• [What the task asks]
In the copy, include every entry exactly but none of the pictures.

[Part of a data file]
========
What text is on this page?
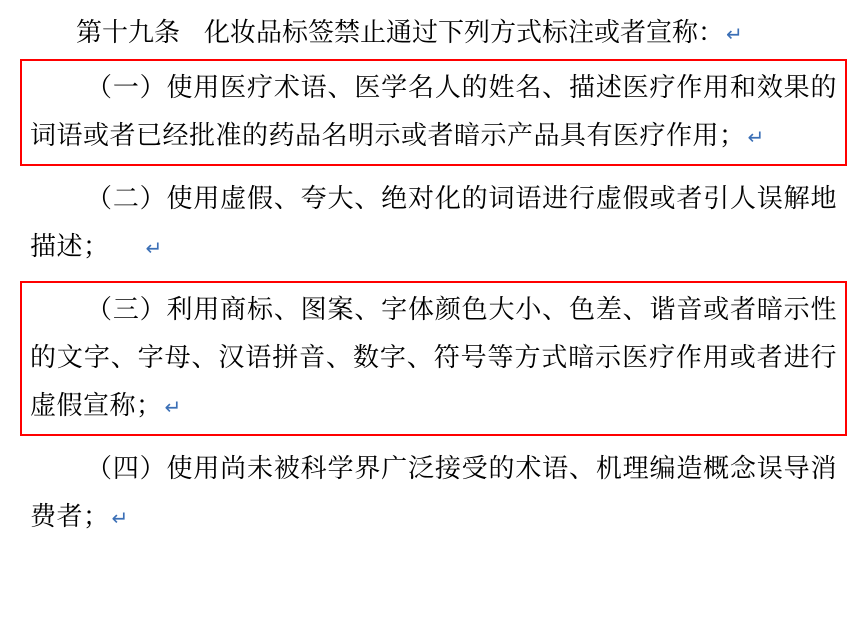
第十九条 化妆品标签禁止通过下列方式标注或者宣称： ↵
（一）使用医疗术语、医学名人的姓名、描述医疗作用和效果的词语或者已经批准的药品名明示或者暗示产品具有医疗作用； ↵
（二）使用虚假、夸大、绝对化的词语进行虚假或者引人误解地描述； ↵
（三）利用商标、图案、字体颜色大小、色差、谐音或者暗示性的文字、字母、汉语拼音、数字、符号等方式暗示医疗作用或者进行虚假宣称； ↵
（四）使用尚未被科学界广泛接受的术语、机理编造概念误导消费者； ↵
========
• [Response to the task]
What text is on this page?
第十九条 化妆品标签禁止通过下列方式标注或者宣称： ↵
（一）使用医疗术语、医学名人的姓名、描述医疗作用和效果的词语或者已经批准的药品名明示或者暗示产品具有医疗作用； ↵
（二）使用虚假、夸大、绝对化的词语进行虚假或者引人误解地描述； ↵
（三）利用商标、图案、字体颜色大小、色差、谐音或者暗示性的文字、字母、汉语拼音、数字、符号等方式暗示医疗作用或者进行虚假宣称； ↵
（四）使用尚未被科学界广泛接受的术语、机理编造概念误导消费者； ↵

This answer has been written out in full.